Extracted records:
========================

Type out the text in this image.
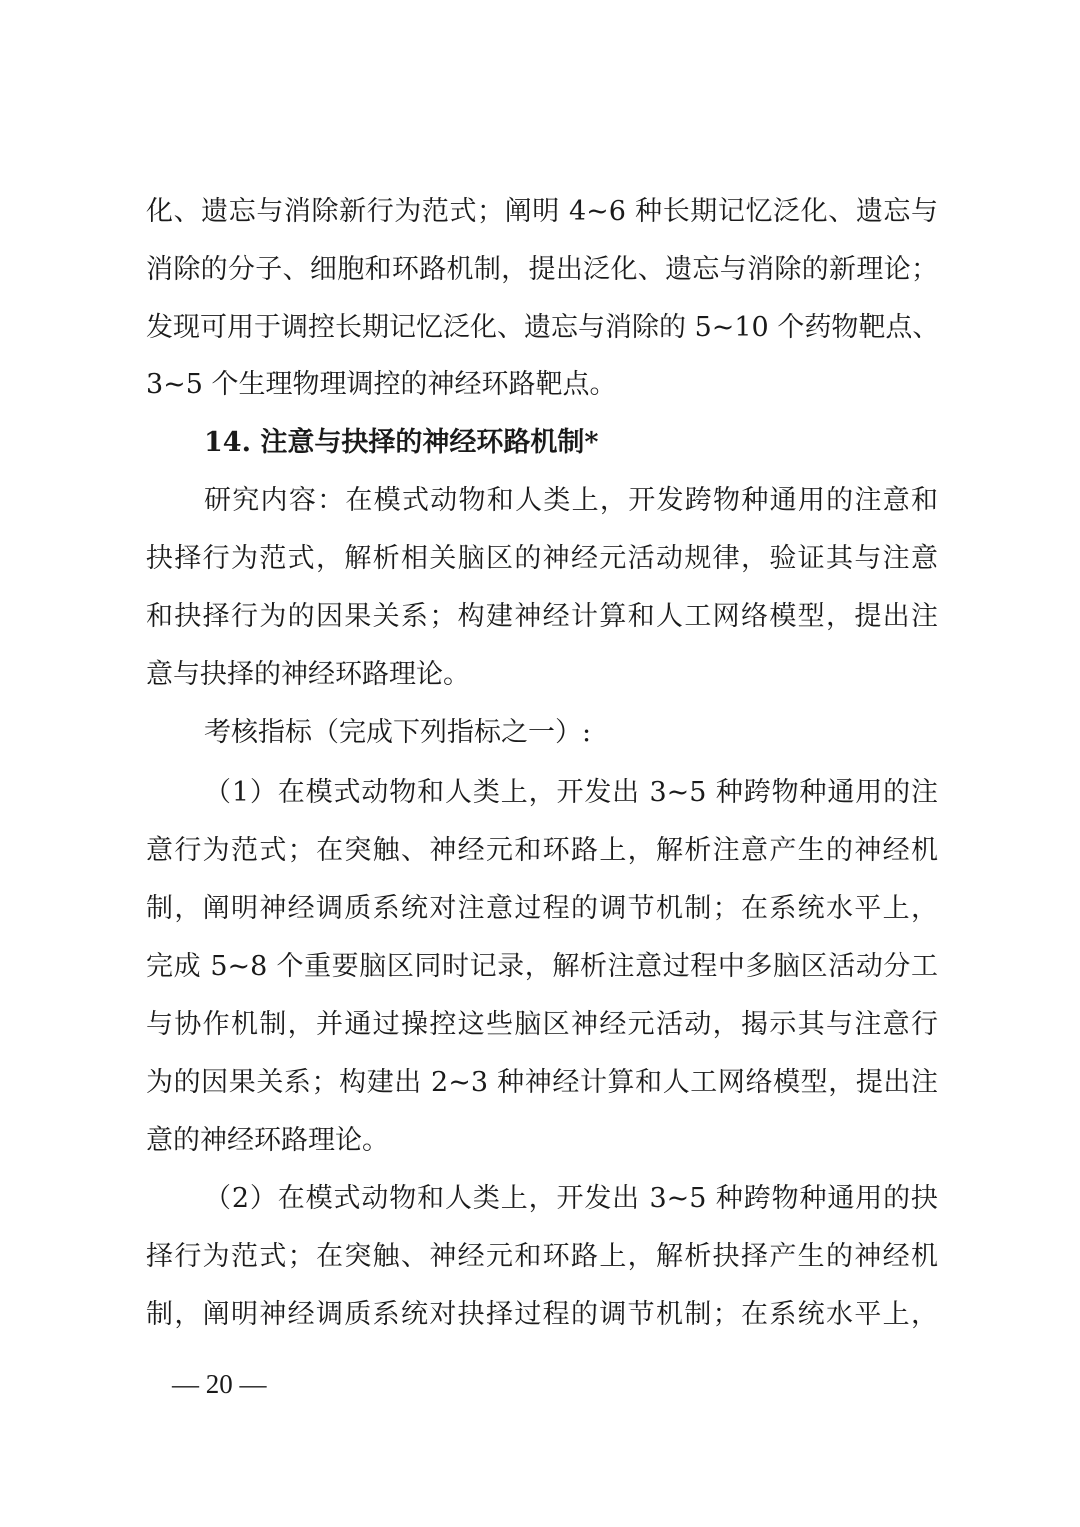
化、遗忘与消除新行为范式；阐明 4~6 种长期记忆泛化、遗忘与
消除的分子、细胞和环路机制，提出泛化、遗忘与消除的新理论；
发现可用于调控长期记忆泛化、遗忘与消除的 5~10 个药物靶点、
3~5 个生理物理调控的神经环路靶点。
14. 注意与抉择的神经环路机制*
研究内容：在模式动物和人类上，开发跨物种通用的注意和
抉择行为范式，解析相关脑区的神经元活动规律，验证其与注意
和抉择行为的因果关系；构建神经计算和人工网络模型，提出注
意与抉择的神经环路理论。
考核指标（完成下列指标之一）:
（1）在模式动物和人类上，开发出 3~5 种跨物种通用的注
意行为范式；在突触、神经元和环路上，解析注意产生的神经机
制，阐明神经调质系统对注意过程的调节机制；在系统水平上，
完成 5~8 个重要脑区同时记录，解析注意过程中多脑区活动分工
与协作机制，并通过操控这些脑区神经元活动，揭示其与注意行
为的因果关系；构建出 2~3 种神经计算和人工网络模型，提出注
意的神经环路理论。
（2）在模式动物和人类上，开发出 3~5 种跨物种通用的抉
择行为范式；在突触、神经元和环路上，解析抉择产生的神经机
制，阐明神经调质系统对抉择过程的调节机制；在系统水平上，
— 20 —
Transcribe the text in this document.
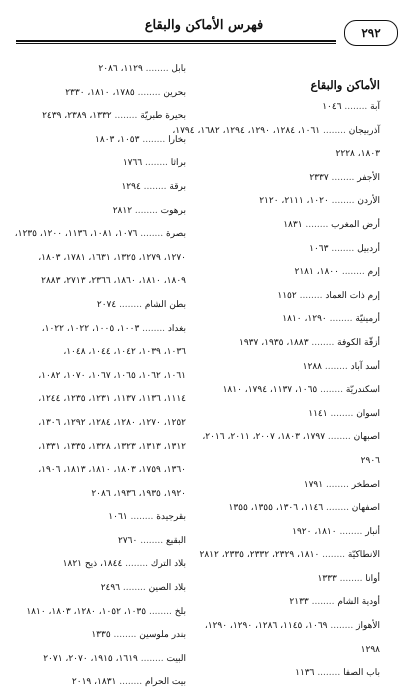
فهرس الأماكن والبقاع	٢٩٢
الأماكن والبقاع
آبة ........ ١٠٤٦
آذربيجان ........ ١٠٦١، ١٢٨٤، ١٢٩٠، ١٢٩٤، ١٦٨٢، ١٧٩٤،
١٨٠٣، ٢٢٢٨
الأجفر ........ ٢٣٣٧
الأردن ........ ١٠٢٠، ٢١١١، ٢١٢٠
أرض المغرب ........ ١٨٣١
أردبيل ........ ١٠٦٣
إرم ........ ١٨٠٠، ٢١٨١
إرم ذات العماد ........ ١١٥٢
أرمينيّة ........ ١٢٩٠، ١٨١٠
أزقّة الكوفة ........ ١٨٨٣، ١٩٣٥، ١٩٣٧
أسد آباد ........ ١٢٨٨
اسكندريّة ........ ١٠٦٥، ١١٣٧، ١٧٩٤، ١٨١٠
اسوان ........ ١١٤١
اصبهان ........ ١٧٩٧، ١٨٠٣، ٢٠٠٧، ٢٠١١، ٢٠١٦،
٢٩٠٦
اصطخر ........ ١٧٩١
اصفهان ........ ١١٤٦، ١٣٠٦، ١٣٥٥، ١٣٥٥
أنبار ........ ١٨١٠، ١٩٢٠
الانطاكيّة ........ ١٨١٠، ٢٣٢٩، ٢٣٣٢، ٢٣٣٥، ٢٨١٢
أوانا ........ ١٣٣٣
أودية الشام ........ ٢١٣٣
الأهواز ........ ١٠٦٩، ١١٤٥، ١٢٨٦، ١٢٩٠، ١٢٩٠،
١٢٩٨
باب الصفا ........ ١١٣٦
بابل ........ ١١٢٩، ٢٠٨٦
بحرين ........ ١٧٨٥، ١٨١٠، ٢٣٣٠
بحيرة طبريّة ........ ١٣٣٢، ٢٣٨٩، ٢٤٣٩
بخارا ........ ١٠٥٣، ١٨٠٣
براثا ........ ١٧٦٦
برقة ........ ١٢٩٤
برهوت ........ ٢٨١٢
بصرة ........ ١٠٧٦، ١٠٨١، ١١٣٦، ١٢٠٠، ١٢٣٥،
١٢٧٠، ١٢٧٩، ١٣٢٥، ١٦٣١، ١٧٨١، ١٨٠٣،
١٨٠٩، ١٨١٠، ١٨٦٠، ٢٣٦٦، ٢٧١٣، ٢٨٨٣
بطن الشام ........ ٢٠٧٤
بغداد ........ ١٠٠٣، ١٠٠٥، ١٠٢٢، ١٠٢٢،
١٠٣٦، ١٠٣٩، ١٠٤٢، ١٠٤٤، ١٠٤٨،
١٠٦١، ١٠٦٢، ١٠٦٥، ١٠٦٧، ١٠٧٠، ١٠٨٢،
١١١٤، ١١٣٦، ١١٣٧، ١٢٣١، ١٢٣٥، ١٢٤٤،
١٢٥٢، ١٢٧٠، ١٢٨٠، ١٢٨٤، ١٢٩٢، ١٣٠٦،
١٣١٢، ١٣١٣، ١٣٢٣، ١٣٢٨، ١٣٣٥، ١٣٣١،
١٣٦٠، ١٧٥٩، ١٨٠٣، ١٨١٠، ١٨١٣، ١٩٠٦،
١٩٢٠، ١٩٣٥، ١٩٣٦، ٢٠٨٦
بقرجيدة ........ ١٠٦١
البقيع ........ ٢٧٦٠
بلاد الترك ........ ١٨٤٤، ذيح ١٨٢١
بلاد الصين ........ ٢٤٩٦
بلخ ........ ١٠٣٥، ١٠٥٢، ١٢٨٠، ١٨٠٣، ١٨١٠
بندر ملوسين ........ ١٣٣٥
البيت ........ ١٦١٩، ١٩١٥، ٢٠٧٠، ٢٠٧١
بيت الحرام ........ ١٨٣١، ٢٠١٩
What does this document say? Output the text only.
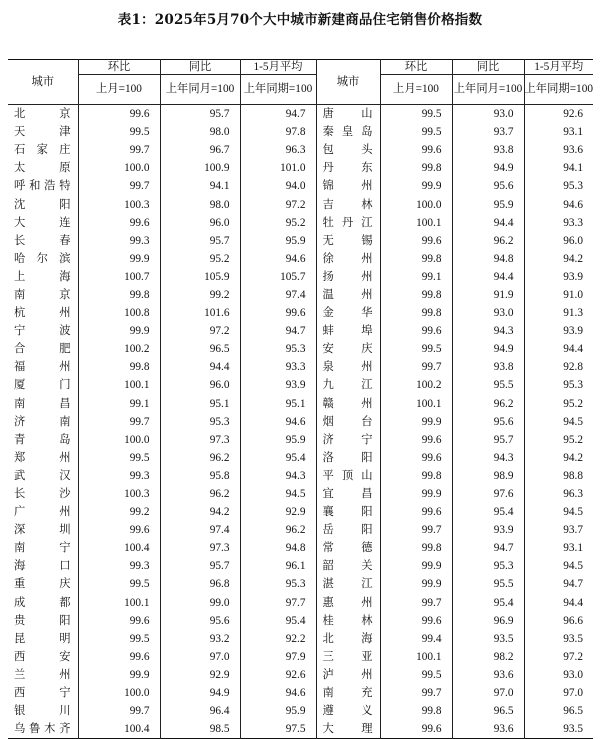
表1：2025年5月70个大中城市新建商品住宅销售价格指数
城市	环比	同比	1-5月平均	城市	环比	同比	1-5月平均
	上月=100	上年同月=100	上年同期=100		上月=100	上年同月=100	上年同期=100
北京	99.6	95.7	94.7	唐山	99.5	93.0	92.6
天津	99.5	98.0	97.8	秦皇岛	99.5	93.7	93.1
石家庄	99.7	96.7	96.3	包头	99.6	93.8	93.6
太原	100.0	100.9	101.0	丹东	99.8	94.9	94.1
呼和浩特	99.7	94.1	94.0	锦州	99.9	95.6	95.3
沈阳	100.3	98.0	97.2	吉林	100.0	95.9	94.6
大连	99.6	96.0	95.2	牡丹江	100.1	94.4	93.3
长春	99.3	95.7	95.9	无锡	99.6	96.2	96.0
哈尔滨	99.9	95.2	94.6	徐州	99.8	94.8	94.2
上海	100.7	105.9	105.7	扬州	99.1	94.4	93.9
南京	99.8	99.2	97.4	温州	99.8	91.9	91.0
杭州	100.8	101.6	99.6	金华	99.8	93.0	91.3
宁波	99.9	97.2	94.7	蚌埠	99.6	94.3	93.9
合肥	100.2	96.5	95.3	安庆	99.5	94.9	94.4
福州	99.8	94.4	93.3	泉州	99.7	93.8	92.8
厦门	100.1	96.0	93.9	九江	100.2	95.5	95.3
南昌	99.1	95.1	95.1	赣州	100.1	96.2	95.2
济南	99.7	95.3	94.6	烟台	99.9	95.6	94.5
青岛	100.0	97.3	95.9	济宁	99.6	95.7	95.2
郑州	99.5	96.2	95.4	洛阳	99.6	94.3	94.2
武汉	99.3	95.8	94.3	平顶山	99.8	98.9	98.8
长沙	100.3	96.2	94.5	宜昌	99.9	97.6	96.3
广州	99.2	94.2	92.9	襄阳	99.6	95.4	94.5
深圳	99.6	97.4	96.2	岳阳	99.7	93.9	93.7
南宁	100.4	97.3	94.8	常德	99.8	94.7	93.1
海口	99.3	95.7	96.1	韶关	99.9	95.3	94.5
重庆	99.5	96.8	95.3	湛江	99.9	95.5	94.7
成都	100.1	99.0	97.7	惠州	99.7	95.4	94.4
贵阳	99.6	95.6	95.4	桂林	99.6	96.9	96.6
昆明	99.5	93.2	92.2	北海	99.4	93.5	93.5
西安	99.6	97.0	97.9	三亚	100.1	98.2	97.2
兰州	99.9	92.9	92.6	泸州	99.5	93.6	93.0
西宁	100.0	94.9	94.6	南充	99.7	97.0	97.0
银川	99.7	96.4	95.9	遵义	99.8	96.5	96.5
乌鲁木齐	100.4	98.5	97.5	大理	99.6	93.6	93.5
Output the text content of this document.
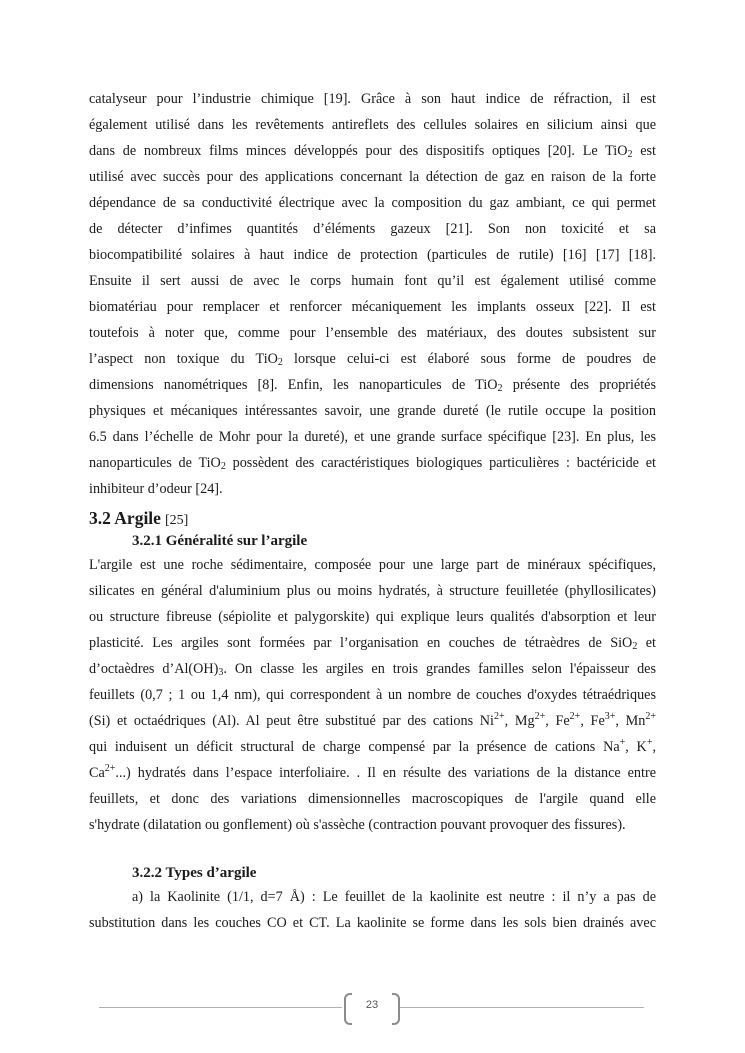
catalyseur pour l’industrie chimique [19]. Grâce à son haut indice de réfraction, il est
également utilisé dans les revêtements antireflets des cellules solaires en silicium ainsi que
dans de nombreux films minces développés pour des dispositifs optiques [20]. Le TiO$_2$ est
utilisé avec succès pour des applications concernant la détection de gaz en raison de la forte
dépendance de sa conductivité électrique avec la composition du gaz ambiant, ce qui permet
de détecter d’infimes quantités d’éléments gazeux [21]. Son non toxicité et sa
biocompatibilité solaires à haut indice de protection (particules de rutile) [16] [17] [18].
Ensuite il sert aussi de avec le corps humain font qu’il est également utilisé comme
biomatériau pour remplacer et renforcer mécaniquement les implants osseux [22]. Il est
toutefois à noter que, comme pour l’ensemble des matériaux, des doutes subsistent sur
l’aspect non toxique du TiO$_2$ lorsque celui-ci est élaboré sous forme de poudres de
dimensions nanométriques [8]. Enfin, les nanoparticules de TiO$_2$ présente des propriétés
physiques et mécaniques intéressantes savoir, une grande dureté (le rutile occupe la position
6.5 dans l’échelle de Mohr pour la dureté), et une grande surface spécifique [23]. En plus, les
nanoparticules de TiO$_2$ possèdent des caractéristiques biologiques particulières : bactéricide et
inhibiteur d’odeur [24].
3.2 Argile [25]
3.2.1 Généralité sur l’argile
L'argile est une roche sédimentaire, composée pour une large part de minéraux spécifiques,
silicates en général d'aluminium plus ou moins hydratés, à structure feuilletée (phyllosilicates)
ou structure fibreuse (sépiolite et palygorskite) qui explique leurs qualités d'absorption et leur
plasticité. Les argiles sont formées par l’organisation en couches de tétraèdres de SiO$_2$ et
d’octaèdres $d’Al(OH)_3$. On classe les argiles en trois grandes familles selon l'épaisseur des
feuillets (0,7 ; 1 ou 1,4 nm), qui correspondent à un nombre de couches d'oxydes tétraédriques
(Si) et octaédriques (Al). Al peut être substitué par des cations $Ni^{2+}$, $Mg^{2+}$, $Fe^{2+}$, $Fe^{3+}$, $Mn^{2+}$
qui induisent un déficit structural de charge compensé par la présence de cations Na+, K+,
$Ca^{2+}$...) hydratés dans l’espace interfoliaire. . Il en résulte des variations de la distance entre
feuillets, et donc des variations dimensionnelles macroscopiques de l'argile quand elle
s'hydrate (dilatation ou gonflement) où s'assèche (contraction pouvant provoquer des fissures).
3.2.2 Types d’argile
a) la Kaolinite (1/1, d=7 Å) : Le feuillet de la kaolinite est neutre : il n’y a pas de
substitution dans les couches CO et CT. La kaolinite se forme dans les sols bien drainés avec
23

========================

WHAT YOU SHOULD DO:
Search the lines for "在模式动物和人类上". Copy each line that has it.

TASK SOLUTION:
研究内容：在模式动物和人类上，开发跨物种通用的注意和
（1）在模式动物和人类上，开发出 3~5 种跨物种通用的注
（2）在模式动物和人类上，开发出 3~5 种跨物种通用的抉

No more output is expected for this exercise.